Exercise goal:
Please return the records below exactly as they stand.

[Dataset records]
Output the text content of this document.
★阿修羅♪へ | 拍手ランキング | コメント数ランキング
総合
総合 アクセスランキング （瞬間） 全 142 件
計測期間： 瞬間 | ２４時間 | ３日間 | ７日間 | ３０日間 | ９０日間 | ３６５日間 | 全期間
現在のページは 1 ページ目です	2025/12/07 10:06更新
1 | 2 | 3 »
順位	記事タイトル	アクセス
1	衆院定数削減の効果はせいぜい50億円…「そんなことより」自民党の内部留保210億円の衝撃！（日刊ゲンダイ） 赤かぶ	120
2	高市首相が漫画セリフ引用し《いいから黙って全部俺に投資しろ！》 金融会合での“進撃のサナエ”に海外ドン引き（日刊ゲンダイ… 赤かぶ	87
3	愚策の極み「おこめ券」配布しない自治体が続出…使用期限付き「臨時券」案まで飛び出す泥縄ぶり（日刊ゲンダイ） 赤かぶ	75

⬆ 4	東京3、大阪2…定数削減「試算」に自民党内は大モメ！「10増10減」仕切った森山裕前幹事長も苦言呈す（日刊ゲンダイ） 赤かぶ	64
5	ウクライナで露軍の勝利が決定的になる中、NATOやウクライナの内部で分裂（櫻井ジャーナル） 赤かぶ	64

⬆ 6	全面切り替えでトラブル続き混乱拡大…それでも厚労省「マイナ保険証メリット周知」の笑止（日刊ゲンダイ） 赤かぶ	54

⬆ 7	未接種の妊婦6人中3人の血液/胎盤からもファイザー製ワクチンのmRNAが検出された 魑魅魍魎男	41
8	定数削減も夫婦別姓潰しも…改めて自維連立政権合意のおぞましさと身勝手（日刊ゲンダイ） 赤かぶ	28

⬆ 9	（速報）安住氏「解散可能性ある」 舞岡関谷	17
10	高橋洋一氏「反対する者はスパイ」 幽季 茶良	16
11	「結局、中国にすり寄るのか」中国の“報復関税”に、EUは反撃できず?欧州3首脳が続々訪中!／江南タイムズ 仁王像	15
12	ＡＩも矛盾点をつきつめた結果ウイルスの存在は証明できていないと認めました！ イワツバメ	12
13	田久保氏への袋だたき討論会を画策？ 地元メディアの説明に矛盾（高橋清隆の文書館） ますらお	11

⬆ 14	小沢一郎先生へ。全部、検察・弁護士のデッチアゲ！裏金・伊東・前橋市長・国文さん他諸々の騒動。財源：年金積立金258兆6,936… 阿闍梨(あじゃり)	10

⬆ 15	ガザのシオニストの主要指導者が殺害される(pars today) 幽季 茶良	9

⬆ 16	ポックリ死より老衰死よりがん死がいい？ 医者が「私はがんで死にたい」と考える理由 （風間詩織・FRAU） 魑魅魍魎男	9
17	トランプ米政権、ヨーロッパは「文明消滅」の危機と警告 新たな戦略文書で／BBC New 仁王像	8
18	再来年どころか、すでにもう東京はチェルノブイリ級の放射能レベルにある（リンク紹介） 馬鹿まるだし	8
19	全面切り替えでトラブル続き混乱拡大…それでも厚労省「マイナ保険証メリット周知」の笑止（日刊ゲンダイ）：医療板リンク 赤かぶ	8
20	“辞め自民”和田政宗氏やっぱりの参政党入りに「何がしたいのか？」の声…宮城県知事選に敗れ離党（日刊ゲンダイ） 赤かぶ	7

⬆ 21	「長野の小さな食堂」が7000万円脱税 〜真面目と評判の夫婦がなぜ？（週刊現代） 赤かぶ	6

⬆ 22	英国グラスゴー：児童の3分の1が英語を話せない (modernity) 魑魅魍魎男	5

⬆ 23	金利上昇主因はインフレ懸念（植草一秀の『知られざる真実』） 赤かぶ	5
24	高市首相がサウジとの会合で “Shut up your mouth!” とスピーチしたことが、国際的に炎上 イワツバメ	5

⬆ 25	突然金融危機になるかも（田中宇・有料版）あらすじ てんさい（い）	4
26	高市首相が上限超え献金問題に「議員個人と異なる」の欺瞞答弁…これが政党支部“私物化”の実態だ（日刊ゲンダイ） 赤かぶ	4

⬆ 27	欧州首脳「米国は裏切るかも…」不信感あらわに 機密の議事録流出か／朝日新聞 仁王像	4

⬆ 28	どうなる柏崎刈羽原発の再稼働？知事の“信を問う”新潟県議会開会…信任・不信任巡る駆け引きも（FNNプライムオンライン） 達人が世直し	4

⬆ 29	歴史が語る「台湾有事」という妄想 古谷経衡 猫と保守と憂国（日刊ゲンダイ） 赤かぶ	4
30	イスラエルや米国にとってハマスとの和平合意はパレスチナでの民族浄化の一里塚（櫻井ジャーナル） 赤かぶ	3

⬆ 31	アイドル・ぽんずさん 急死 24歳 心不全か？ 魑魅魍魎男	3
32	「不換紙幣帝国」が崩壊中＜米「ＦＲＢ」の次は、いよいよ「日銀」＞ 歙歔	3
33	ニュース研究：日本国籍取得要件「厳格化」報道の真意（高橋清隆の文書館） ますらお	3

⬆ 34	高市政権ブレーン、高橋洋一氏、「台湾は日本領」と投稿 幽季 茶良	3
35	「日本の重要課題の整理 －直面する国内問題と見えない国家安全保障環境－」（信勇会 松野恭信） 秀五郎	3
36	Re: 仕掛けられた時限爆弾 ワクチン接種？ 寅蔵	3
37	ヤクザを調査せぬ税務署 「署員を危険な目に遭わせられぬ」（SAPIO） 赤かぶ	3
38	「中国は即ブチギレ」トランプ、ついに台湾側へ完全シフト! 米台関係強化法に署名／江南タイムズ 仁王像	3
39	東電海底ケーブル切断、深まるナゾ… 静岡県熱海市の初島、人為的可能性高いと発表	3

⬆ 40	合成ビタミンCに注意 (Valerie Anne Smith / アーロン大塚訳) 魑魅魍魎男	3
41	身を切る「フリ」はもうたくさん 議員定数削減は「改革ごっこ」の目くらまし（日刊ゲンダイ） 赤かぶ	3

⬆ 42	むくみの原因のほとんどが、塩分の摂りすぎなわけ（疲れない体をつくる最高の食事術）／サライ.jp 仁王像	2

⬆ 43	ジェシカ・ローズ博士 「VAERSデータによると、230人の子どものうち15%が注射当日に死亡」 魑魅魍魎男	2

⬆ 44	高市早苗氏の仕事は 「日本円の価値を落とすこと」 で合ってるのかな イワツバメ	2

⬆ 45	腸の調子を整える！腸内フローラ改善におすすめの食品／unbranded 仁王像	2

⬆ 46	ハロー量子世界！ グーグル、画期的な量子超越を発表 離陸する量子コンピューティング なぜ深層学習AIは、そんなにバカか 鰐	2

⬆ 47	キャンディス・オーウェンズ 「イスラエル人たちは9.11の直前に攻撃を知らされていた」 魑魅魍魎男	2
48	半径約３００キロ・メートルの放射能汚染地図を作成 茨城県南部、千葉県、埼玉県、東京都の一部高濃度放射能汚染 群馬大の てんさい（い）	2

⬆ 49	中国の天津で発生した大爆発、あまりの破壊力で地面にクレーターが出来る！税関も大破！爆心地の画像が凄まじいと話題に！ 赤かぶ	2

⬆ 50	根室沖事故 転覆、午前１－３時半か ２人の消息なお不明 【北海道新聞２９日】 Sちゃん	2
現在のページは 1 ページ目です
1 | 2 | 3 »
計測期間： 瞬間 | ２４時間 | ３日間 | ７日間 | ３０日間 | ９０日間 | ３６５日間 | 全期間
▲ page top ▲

Answer box:
Output the text content of this document.
★阿修羅♪へ | 拍手ランキング | コメント数ランキング
総合
総合 アクセスランキング （瞬間） 全 142 件
計測期間： 瞬間 | ２４時間 | ３日間 | ７日間 | ３０日間 | ９０日間 | ３６５日間 | 全期間
現在のページは 1 ページ目です	2025/12/07 10:06更新
1 | 2 | 3 »
順位	記事タイトル	アクセス
1	衆院定数削減の効果はせいぜい50億円…「そんなことより」自民党の内部留保210億円の衝撃！（日刊ゲンダイ） 赤かぶ	120
2	高市首相が漫画セリフ引用し《いいから黙って全部俺に投資しろ！》 金融会合での“進撃のサナエ”に海外ドン引き（日刊ゲンダイ… 赤かぶ	87
3	愚策の極み「おこめ券」配布しない自治体が続出…使用期限付き「臨時券」案まで飛び出す泥縄ぶり（日刊ゲンダイ） 赤かぶ	75

⬆ 4	東京3、大阪2…定数削減「試算」に自民党内は大モメ！「10増10減」仕切った森山裕前幹事長も苦言呈す（日刊ゲンダイ） 赤かぶ	64
5	ウクライナで露軍の勝利が決定的になる中、NATOやウクライナの内部で分裂（櫻井ジャーナル） 赤かぶ	64

⬆ 6	全面切り替えでトラブル続き混乱拡大…それでも厚労省「マイナ保険証メリット周知」の笑止（日刊ゲンダイ） 赤かぶ	54

⬆ 7	未接種の妊婦6人中3人の血液/胎盤からもファイザー製ワクチンのmRNAが検出された 魑魅魍魎男	41
8	定数削減も夫婦別姓潰しも…改めて自維連立政権合意のおぞましさと身勝手（日刊ゲンダイ） 赤かぶ	28

⬆ 9	（速報）安住氏「解散可能性ある」 舞岡関谷	17
10	高橋洋一氏「反対する者はスパイ」 幽季 茶良	16
11	「結局、中国にすり寄るのか」中国の“報復関税”に、EUは反撃できず?欧州3首脳が続々訪中!／江南タイムズ 仁王像	15
12	ＡＩも矛盾点をつきつめた結果ウイルスの存在は証明できていないと認めました！ イワツバメ	12
13	田久保氏への袋だたき討論会を画策？ 地元メディアの説明に矛盾（高橋清隆の文書館） ますらお	11

⬆ 14	小沢一郎先生へ。全部、検察・弁護士のデッチアゲ！裏金・伊東・前橋市長・国文さん他諸々の騒動。財源：年金積立金258兆6,936… 阿闍梨(あじゃり)	10

⬆ 15	ガザのシオニストの主要指導者が殺害される(pars today) 幽季 茶良	9

⬆ 16	ポックリ死より老衰死よりがん死がいい？ 医者が「私はがんで死にたい」と考える理由 （風間詩織・FRAU） 魑魅魍魎男	9
17	トランプ米政権、ヨーロッパは「文明消滅」の危機と警告 新たな戦略文書で／BBC New 仁王像	8
18	再来年どころか、すでにもう東京はチェルノブイリ級の放射能レベルにある（リンク紹介） 馬鹿まるだし	8
19	全面切り替えでトラブル続き混乱拡大…それでも厚労省「マイナ保険証メリット周知」の笑止（日刊ゲンダイ）：医療板リンク 赤かぶ	8
20	“辞め自民”和田政宗氏やっぱりの参政党入りに「何がしたいのか？」の声…宮城県知事選に敗れ離党（日刊ゲンダイ） 赤かぶ	7

⬆ 21	「長野の小さな食堂」が7000万円脱税 〜真面目と評判の夫婦がなぜ？（週刊現代） 赤かぶ	6

⬆ 22	英国グラスゴー：児童の3分の1が英語を話せない (modernity) 魑魅魍魎男	5

⬆ 23	金利上昇主因はインフレ懸念（植草一秀の『知られざる真実』） 赤かぶ	5
24	高市首相がサウジとの会合で “Shut up your mouth!” とスピーチしたことが、国際的に炎上 イワツバメ	5

⬆ 25	突然金融危機になるかも（田中宇・有料版）あらすじ てんさい（い）	4
26	高市首相が上限超え献金問題に「議員個人と異なる」の欺瞞答弁…これが政党支部“私物化”の実態だ（日刊ゲンダイ） 赤かぶ	4

⬆ 27	欧州首脳「米国は裏切るかも…」不信感あらわに 機密の議事録流出か／朝日新聞 仁王像	4

⬆ 28	どうなる柏崎刈羽原発の再稼働？知事の“信を問う”新潟県議会開会…信任・不信任巡る駆け引きも（FNNプライムオンライン） 達人が世直し	4

⬆ 29	歴史が語る「台湾有事」という妄想 古谷経衡 猫と保守と憂国（日刊ゲンダイ） 赤かぶ	4
30	イスラエルや米国にとってハマスとの和平合意はパレスチナでの民族浄化の一里塚（櫻井ジャーナル） 赤かぶ	3

⬆ 31	アイドル・ぽんずさん 急死 24歳 心不全か？ 魑魅魍魎男	3
32	「不換紙幣帝国」が崩壊中＜米「ＦＲＢ」の次は、いよいよ「日銀」＞ 歙歔	3
33	ニュース研究：日本国籍取得要件「厳格化」報道の真意（高橋清隆の文書館） ますらお	3

⬆ 34	高市政権ブレーン、高橋洋一氏、「台湾は日本領」と投稿 幽季 茶良	3
35	「日本の重要課題の整理 －直面する国内問題と見えない国家安全保障環境－」（信勇会 松野恭信） 秀五郎	3
36	Re: 仕掛けられた時限爆弾 ワクチン接種？ 寅蔵	3
37	ヤクザを調査せぬ税務署 「署員を危険な目に遭わせられぬ」（SAPIO） 赤かぶ	3
38	「中国は即ブチギレ」トランプ、ついに台湾側へ完全シフト! 米台関係強化法に署名／江南タイムズ 仁王像	3
39	東電海底ケーブル切断、深まるナゾ… 静岡県熱海市の初島、人為的可能性高いと発表	3

⬆ 40	合成ビタミンCに注意 (Valerie Anne Smith / アーロン大塚訳) 魑魅魍魎男	3
41	身を切る「フリ」はもうたくさん 議員定数削減は「改革ごっこ」の目くらまし（日刊ゲンダイ） 赤かぶ	3

⬆ 42	むくみの原因のほとんどが、塩分の摂りすぎなわけ（疲れない体をつくる最高の食事術）／サライ.jp 仁王像	2

⬆ 43	ジェシカ・ローズ博士 「VAERSデータによると、230人の子どものうち15%が注射当日に死亡」 魑魅魍魎男	2

⬆ 44	高市早苗氏の仕事は 「日本円の価値を落とすこと」 で合ってるのかな イワツバメ	2

⬆ 45	腸の調子を整える！腸内フローラ改善におすすめの食品／unbranded 仁王像	2

⬆ 46	ハロー量子世界！ グーグル、画期的な量子超越を発表 離陸する量子コンピューティング なぜ深層学習AIは、そんなにバカか 鰐	2

⬆ 47	キャンディス・オーウェンズ 「イスラエル人たちは9.11の直前に攻撃を知らされていた」 魑魅魍魎男	2
48	半径約３００キロ・メートルの放射能汚染地図を作成 茨城県南部、千葉県、埼玉県、東京都の一部高濃度放射能汚染 群馬大の てんさい（い）	2

⬆ 49	中国の天津で発生した大爆発、あまりの破壊力で地面にクレーターが出来る！税関も大破！爆心地の画像が凄まじいと話題に！ 赤かぶ	2

⬆ 50	根室沖事故 転覆、午前１－３時半か ２人の消息なお不明 【北海道新聞２９日】 Sちゃん	2
現在のページは 1 ページ目です
1 | 2 | 3 »
計測期間： 瞬間 | ２４時間 | ３日間 | ７日間 | ３０日間 | ９０日間 | ３６５日間 | 全期間
▲ page top ▲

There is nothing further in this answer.